Look through the material and copy each line holding "total".
>> Start ITEMS
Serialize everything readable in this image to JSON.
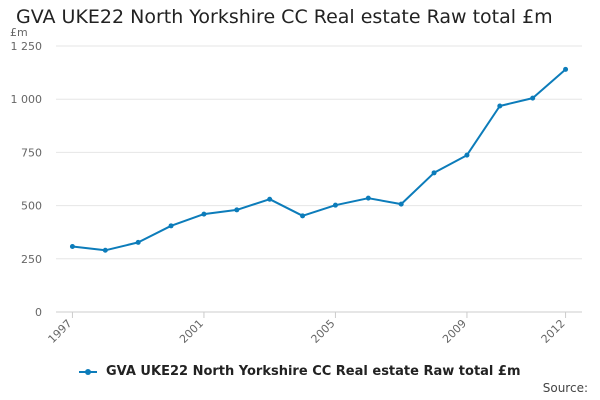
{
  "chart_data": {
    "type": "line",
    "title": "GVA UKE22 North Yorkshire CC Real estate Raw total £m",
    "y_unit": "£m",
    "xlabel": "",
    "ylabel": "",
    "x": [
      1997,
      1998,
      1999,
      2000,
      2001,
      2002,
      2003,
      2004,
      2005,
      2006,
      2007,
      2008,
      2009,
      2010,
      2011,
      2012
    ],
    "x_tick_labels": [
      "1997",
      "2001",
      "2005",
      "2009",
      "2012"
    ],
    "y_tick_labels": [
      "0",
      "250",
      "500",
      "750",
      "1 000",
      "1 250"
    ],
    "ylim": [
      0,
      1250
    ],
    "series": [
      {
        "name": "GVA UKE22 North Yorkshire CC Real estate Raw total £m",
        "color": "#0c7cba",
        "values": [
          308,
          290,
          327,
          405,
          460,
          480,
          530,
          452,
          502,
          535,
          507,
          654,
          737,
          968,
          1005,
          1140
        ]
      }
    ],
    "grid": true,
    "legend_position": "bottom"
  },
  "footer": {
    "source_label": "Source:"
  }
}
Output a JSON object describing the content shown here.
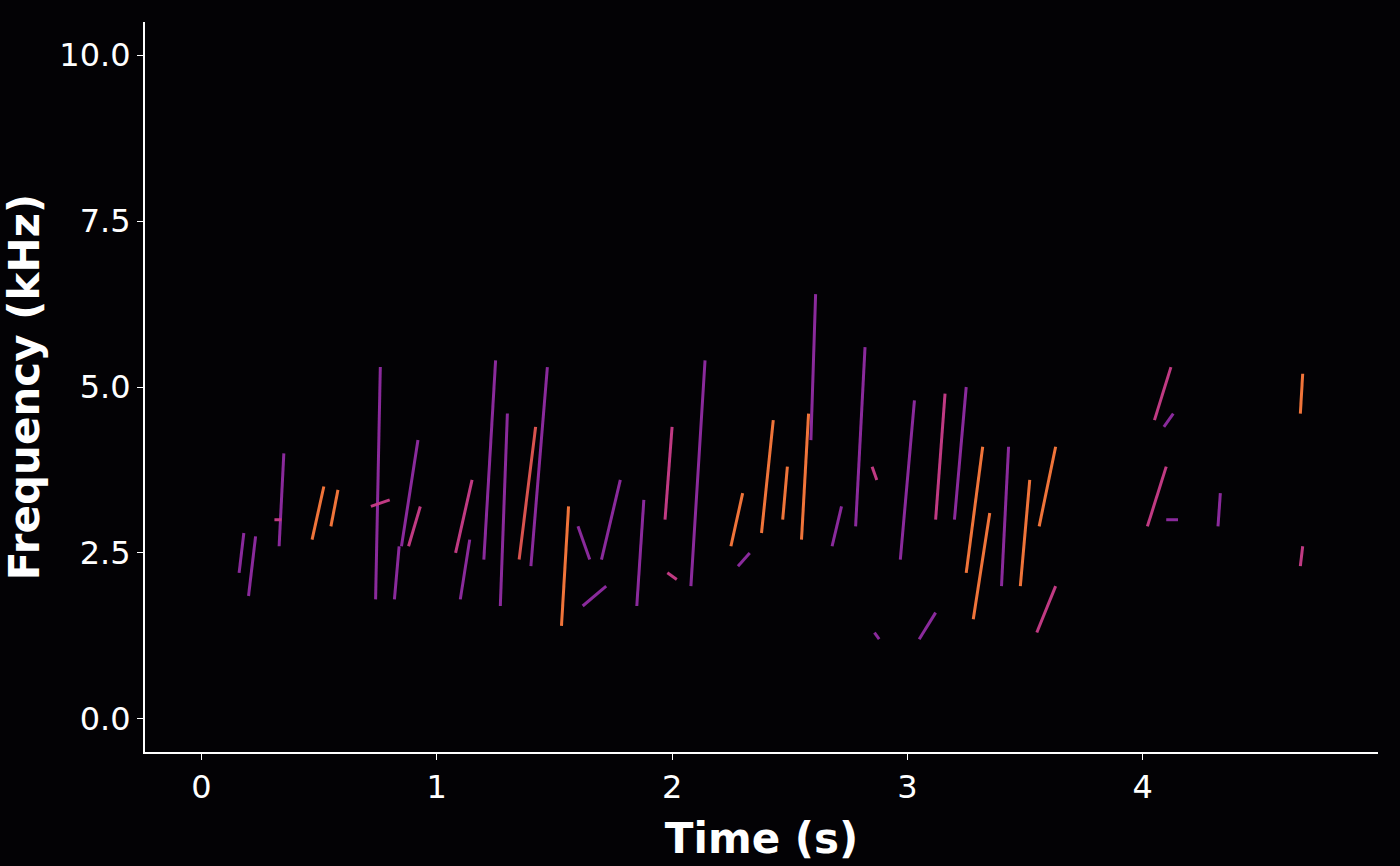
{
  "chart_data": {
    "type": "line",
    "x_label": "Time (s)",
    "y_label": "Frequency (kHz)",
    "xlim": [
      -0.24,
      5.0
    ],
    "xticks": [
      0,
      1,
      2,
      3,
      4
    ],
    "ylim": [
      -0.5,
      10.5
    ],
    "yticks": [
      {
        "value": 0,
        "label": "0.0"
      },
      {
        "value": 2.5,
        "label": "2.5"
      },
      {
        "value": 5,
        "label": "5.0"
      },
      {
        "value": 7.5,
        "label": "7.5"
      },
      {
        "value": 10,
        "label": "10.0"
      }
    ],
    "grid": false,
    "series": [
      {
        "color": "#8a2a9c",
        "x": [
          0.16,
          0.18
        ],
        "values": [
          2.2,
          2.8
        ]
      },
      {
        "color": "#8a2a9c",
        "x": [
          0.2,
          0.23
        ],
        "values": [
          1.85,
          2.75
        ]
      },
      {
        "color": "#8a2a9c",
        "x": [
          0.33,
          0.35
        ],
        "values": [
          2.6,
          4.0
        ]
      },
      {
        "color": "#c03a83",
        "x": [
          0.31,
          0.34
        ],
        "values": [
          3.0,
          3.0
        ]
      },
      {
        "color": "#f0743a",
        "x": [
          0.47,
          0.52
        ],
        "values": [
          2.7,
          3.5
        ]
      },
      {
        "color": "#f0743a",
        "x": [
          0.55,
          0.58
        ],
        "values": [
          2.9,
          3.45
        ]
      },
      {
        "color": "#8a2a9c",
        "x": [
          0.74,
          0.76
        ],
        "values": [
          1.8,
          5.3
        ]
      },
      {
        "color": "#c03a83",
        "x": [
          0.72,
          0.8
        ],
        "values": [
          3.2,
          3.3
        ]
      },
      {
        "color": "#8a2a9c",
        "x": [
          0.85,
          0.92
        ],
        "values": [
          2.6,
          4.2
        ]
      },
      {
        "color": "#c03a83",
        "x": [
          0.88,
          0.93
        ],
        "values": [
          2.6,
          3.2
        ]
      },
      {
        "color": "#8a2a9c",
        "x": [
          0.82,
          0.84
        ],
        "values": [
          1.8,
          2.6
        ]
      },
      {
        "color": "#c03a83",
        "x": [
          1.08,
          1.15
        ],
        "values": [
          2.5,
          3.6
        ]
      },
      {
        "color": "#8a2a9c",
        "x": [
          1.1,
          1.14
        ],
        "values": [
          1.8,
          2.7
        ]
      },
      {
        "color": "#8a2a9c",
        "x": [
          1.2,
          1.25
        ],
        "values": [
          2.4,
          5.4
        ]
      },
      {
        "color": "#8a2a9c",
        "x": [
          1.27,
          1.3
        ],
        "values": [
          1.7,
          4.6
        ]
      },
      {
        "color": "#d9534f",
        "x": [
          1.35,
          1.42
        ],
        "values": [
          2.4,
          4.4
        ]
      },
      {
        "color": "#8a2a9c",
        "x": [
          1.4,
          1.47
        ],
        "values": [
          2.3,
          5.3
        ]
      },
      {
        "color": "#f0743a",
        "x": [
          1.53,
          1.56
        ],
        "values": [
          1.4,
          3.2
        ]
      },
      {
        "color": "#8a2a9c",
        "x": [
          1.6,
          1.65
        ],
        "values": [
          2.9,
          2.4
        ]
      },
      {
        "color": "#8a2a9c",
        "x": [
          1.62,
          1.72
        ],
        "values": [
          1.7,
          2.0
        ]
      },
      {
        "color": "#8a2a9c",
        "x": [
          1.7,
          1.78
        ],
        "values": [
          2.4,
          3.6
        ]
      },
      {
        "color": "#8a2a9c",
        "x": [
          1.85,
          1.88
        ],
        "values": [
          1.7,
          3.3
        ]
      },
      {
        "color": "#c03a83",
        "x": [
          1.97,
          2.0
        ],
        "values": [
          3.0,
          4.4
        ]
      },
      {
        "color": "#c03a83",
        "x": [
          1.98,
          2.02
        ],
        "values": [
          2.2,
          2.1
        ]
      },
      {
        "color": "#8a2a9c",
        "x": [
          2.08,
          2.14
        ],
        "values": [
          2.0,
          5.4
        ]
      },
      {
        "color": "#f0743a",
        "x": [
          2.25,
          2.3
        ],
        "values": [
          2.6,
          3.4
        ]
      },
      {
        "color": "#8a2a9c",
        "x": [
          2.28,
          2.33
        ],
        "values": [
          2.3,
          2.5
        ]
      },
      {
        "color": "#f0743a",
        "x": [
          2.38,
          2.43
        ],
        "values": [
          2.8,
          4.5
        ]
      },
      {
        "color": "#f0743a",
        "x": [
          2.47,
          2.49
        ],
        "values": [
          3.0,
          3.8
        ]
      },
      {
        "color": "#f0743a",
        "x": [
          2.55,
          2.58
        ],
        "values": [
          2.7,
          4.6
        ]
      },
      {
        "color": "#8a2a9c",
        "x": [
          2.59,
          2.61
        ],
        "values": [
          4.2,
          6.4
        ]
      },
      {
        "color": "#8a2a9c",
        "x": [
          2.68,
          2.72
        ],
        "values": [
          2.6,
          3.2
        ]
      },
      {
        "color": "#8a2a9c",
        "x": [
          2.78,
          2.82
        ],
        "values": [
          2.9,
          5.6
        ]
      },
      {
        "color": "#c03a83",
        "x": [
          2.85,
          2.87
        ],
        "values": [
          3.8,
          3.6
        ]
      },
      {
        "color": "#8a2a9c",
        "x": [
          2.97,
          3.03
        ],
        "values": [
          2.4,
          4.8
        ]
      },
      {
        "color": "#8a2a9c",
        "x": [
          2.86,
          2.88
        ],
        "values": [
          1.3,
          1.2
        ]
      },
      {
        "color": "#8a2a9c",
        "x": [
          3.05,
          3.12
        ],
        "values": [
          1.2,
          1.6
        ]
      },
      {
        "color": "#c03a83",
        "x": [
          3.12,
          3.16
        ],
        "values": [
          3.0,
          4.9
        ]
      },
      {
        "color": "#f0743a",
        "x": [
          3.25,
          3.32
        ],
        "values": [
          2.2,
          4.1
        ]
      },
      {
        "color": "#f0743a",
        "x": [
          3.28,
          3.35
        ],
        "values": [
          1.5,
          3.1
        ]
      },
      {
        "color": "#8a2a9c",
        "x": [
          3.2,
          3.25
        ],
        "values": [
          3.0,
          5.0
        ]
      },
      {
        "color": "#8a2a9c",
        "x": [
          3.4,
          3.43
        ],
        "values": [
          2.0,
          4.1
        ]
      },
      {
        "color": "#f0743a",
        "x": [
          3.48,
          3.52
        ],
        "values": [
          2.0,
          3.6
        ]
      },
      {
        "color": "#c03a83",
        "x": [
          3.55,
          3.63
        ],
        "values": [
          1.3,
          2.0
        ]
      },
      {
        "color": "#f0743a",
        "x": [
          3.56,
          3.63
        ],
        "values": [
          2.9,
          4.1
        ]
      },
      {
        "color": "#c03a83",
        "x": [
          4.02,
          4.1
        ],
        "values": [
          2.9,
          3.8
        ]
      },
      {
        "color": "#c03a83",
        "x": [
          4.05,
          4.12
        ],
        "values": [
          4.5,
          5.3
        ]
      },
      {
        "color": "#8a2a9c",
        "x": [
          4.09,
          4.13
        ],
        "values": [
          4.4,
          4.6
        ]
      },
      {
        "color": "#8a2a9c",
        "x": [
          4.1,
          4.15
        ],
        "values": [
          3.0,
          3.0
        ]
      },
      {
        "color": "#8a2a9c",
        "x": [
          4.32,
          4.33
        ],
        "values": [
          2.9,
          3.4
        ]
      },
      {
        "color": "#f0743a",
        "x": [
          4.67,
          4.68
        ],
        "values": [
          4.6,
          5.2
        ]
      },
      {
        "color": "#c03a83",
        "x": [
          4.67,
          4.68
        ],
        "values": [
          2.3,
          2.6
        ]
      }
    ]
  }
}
>> End ITEMS
CORRECT RESULT>
    "title": "GVA UKE22 North Yorkshire CC Real estate Raw total £m",
        "name": "GVA UKE22 North Yorkshire CC Real estate Raw total £m",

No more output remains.